▶ Task statement:
Select all lines with the string "Output" in them, and copy those lines.
____________
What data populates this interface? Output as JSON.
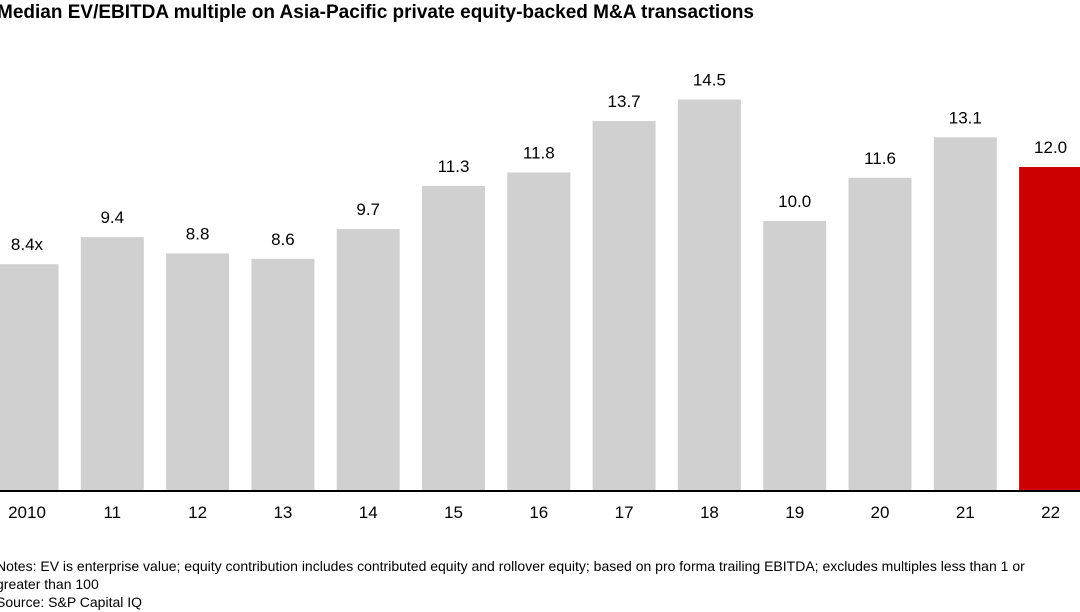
{
  "chart_data": {
    "type": "bar",
    "title": "Median EV/EBITDA multiple on Asia-Pacific private equity-backed M&A transactions",
    "categories": [
      "2010",
      "11",
      "12",
      "13",
      "14",
      "15",
      "16",
      "17",
      "18",
      "19",
      "20",
      "21",
      "22"
    ],
    "values": [
      8.4,
      9.4,
      8.8,
      8.6,
      9.7,
      11.3,
      11.8,
      13.7,
      14.5,
      10.0,
      11.6,
      13.1,
      12.0
    ],
    "value_labels": [
      "8.4x",
      "9.4",
      "8.8",
      "8.6",
      "9.7",
      "11.3",
      "11.8",
      "13.7",
      "14.5",
      "10.0",
      "11.6",
      "13.1",
      "12.0"
    ],
    "colors": [
      "#d0d0d0",
      "#d0d0d0",
      "#d0d0d0",
      "#d0d0d0",
      "#d0d0d0",
      "#d0d0d0",
      "#d0d0d0",
      "#d0d0d0",
      "#d0d0d0",
      "#d0d0d0",
      "#d0d0d0",
      "#d0d0d0",
      "#cc0000"
    ],
    "notes": "Notes: EV is enterprise value; equity contribution includes contributed equity and rollover equity; based on pro forma trailing EBITDA; excludes multiples less than 1 or greater than 100",
    "source": "Source: S&P Capital IQ"
  }
}
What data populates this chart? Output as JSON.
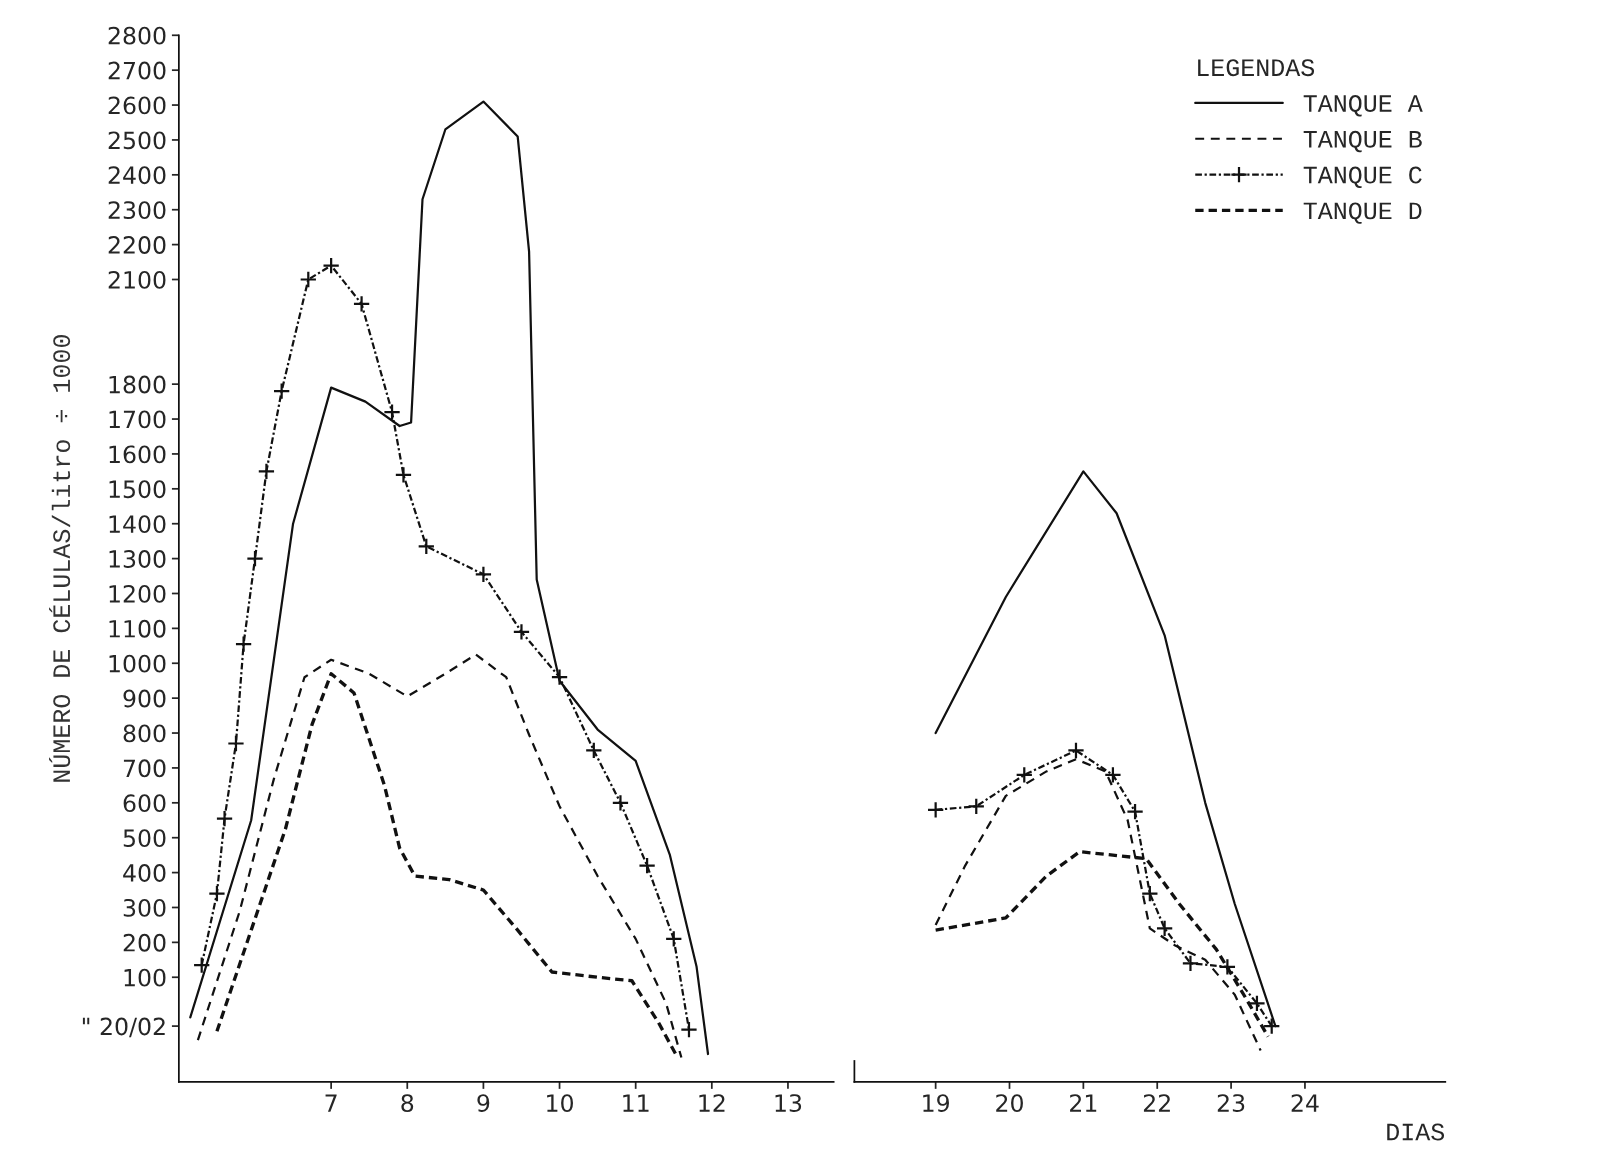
{
  "chart_data": [
    {
      "type": "line",
      "ylabel": "NÚMERO DE CÉLULAS/litro ÷ 1000",
      "xlim": [
        5.0,
        13.6
      ],
      "xticks": [
        7,
        8,
        9,
        10,
        11,
        12,
        13
      ],
      "ylim": [
        -200,
        2800
      ],
      "yticks": [
        {
          "value": -40,
          "label": "\" 20/02"
        },
        100,
        200,
        300,
        400,
        500,
        600,
        700,
        800,
        900,
        1000,
        1100,
        1200,
        1300,
        1400,
        1500,
        1600,
        1700,
        1800,
        2100,
        2200,
        2300,
        2400,
        2500,
        2600,
        2700,
        2800
      ],
      "grid": false,
      "series": [
        {
          "color": "#111111",
          "line_style": "solid",
          "x": [
            5.15,
            5.95,
            6.5,
            7,
            7.45,
            7.9,
            8.05,
            8.2,
            8.5,
            9,
            9.45,
            9.6,
            9.7,
            10,
            10.5,
            11,
            11.45,
            11.8,
            11.95
          ],
          "values": [
            -15,
            550,
            1400,
            1790,
            1750,
            1680,
            1690,
            2330,
            2530,
            2610,
            2510,
            2180,
            1240,
            950,
            810,
            720,
            450,
            130,
            -120
          ]
        },
        {
          "color": "#111111",
          "line_style": "dashed",
          "x": [
            5.25,
            5.8,
            6.25,
            6.65,
            7,
            7.5,
            8,
            8.5,
            8.9,
            9.3,
            9.6,
            10,
            10.5,
            11,
            11.4,
            11.6
          ],
          "values": [
            -80,
            290,
            670,
            960,
            1010,
            970,
            905,
            970,
            1025,
            960,
            795,
            590,
            390,
            210,
            25,
            -130
          ]
        },
        {
          "color": "#111111",
          "line_style": "dashed",
          "marker": "cross",
          "x": [
            5.3,
            5.5,
            5.6,
            5.75,
            5.85,
            6.0,
            6.15,
            6.35,
            6.7,
            7,
            7.4,
            7.8,
            7.95,
            8.25,
            9,
            9.5,
            10,
            10.45,
            10.8,
            11.15,
            11.5,
            11.7
          ],
          "values": [
            135,
            340,
            555,
            770,
            1055,
            1300,
            1550,
            1780,
            2100,
            2140,
            2030,
            1720,
            1540,
            1335,
            1255,
            1090,
            960,
            750,
            600,
            420,
            210,
            -50
          ]
        },
        {
          "color": "#111111",
          "line_style": "dashed",
          "x": [
            5.5,
            5.95,
            6.4,
            6.75,
            7,
            7.3,
            7.7,
            7.9,
            8.1,
            8.55,
            9,
            9.45,
            9.9,
            10.5,
            10.95,
            11.3,
            11.55
          ],
          "values": [
            -55,
            235,
            525,
            825,
            970,
            915,
            650,
            470,
            390,
            380,
            350,
            235,
            115,
            100,
            90,
            -30,
            -130
          ]
        }
      ]
    },
    {
      "type": "line",
      "xlabel": "DIAS",
      "legend_title": "LEGENDAS",
      "legend": "top right",
      "tick_labels": "x",
      "xlim": [
        17.9,
        25.9
      ],
      "xticks": [
        19,
        20,
        21,
        22,
        23,
        24
      ],
      "ylim": [
        -200,
        2800
      ],
      "yticks": [
        100,
        200,
        300,
        400,
        500,
        600,
        700,
        800,
        900,
        1000,
        1100,
        1200,
        1300,
        1400,
        1500,
        1600,
        1700,
        1800,
        2100,
        2200,
        2300,
        2400,
        2500,
        2600,
        2700,
        2800
      ],
      "grid": false,
      "series": [
        {
          "name": "TANQUE A",
          "color": "#111111",
          "line_style": "solid",
          "x": [
            19,
            19.95,
            21,
            21.45,
            22.1,
            22.65,
            23.05,
            23.6
          ],
          "values": [
            800,
            1190,
            1550,
            1430,
            1080,
            600,
            310,
            -40
          ]
        },
        {
          "name": "TANQUE B",
          "color": "#111111",
          "line_style": "dashed",
          "x": [
            19,
            19.4,
            19.95,
            20.5,
            20.9,
            21.3,
            21.6,
            21.9,
            22.25,
            22.65,
            23.05,
            23.4
          ],
          "values": [
            250,
            420,
            620,
            690,
            725,
            690,
            550,
            240,
            190,
            150,
            50,
            -110
          ]
        },
        {
          "name": "TANQUE C",
          "color": "#111111",
          "line_style": "dashed",
          "marker": "cross",
          "x": [
            19,
            19.55,
            20.2,
            20.9,
            21.4,
            21.7,
            21.9,
            22.1,
            22.45,
            22.95,
            23.35,
            23.55
          ],
          "values": [
            580,
            590,
            680,
            750,
            680,
            575,
            340,
            240,
            140,
            130,
            25,
            -40
          ]
        },
        {
          "name": "TANQUE D",
          "color": "#111111",
          "line_style": "dashed",
          "x": [
            19,
            19.95,
            20.5,
            20.95,
            21.85,
            22.3,
            22.8,
            23.2,
            23.5
          ],
          "values": [
            235,
            270,
            390,
            460,
            440,
            310,
            180,
            40,
            -70
          ]
        }
      ]
    }
  ]
}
____________
▶ Right answer:
What data populates this interface? Output as JSON.
What data populates this chart? Output as JSON.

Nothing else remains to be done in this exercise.